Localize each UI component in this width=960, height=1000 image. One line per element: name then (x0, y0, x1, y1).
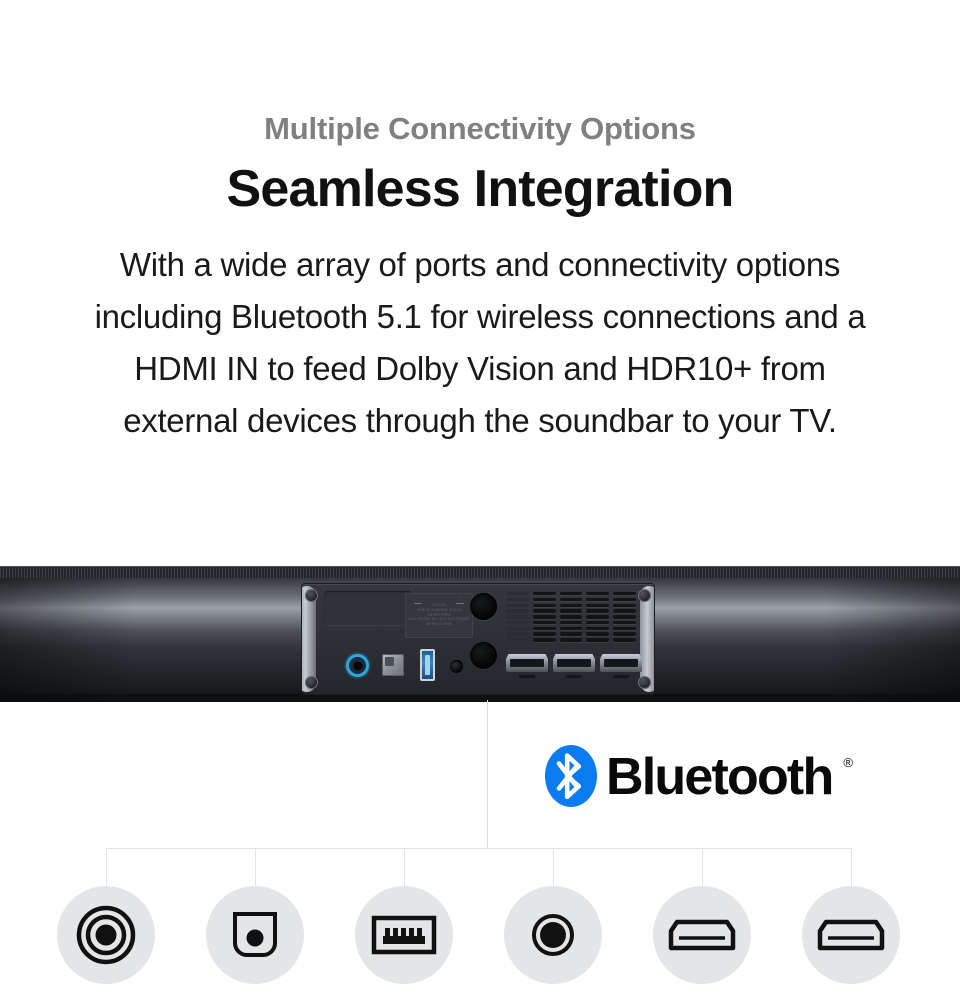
warning-label: CAUTION RISK OF ELECTRIC SHOCK DO NOT OP… (405, 593, 473, 638)
screw-icon (305, 589, 318, 602)
registered-trademark-icon: ® (843, 755, 853, 770)
screw-icon (638, 589, 651, 602)
eyebrow-text: Multiple Connectivity Options (0, 112, 960, 146)
hdmi-tab (613, 675, 629, 678)
connectivity-feature-page: Multiple Connectivity Options Seamless I… (0, 0, 960, 1000)
hdmi-tab (566, 675, 582, 678)
warning-triangle-icon (456, 597, 464, 604)
panel-recess (324, 591, 412, 625)
drop-line-optical (255, 848, 256, 888)
hdmi-port-2 (553, 654, 595, 672)
icon-circle-aux[interactable] (504, 886, 602, 984)
coaxial-port-icon (75, 904, 137, 966)
drop-line-usb (404, 848, 405, 888)
icon-circle-hdmi-out[interactable] (653, 886, 751, 984)
warning-line-5: NE PAS OUVRIR (406, 622, 472, 627)
vent-column (533, 592, 556, 644)
drop-line-coaxial (106, 848, 107, 888)
icon-circle-optical[interactable] (206, 886, 304, 984)
icon-circle-hdmi-in[interactable] (802, 886, 900, 984)
text-block: Multiple Connectivity Options Seamless I… (0, 0, 960, 447)
bluetooth-wordmark: Bluetooth (606, 751, 832, 803)
body-paragraph: With a wide array of ports and connectiv… (90, 239, 870, 448)
hdmi-port-icon (817, 918, 885, 952)
aux-jack-icon (530, 912, 576, 958)
icon-circle-coaxial[interactable] (57, 886, 155, 984)
page-title: Seamless Integration (0, 162, 960, 217)
icon-circle-usb[interactable] (355, 886, 453, 984)
optical-port-icon (229, 909, 281, 961)
bluetooth-logo: Bluetooth ® (545, 745, 853, 807)
hdmi-port-3 (600, 654, 642, 672)
panel-port-row (302, 644, 654, 690)
optical-port (382, 654, 404, 676)
drop-line-aux (553, 848, 554, 888)
hdmi-port-icon (668, 918, 736, 952)
usb-port (420, 649, 435, 681)
coaxial-jack (346, 654, 369, 677)
vent-column (506, 592, 529, 644)
rear-port-panel: CAUTION RISK OF ELECTRIC SHOCK DO NOT OP… (302, 584, 654, 694)
drop-line-hdmi-in (851, 848, 852, 888)
vent-column (613, 592, 636, 644)
bluetooth-rune-icon (545, 745, 597, 807)
warning-triangle-icon (414, 597, 422, 604)
port-bus-line (106, 848, 851, 849)
usb-port-icon (371, 913, 437, 957)
mount-hole-top (470, 593, 497, 620)
hdmi-port-1 (506, 654, 548, 672)
hdmi-tab (519, 675, 535, 678)
vent-grille (506, 592, 636, 644)
aux-jack (450, 660, 463, 673)
connectivity-icon-row (0, 886, 960, 986)
vent-column (586, 592, 609, 644)
vent-column (560, 592, 583, 644)
bluetooth-connector-line (487, 700, 488, 848)
drop-line-hdmi-out (702, 848, 703, 888)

_What to work on_
Can you transcribe the data, starting with the line that contains "warning-label: CAUTION RISK" and continuing through the line that contains "icon-circle-hdmi-out[interactable] (653, 886, 751, 984)", with both of those lines included and nothing changed?

_Solution for this task_
warning-label: CAUTION RISK OF ELECTRIC SHOCK DO NOT OP… (405, 593, 473, 638)
screw-icon (305, 589, 318, 602)
registered-trademark-icon: ® (843, 755, 853, 770)
screw-icon (638, 589, 651, 602)
eyebrow-text: Multiple Connectivity Options (0, 112, 960, 146)
hdmi-tab (613, 675, 629, 678)
connectivity-feature-page: Multiple Connectivity Options Seamless I… (0, 0, 960, 1000)
hdmi-tab (566, 675, 582, 678)
warning-triangle-icon (456, 597, 464, 604)
panel-recess (324, 591, 412, 625)
drop-line-optical (255, 848, 256, 888)
hdmi-port-2 (553, 654, 595, 672)
icon-circle-aux[interactable] (504, 886, 602, 984)
coaxial-port-icon (75, 904, 137, 966)
drop-line-usb (404, 848, 405, 888)
icon-circle-hdmi-out[interactable] (653, 886, 751, 984)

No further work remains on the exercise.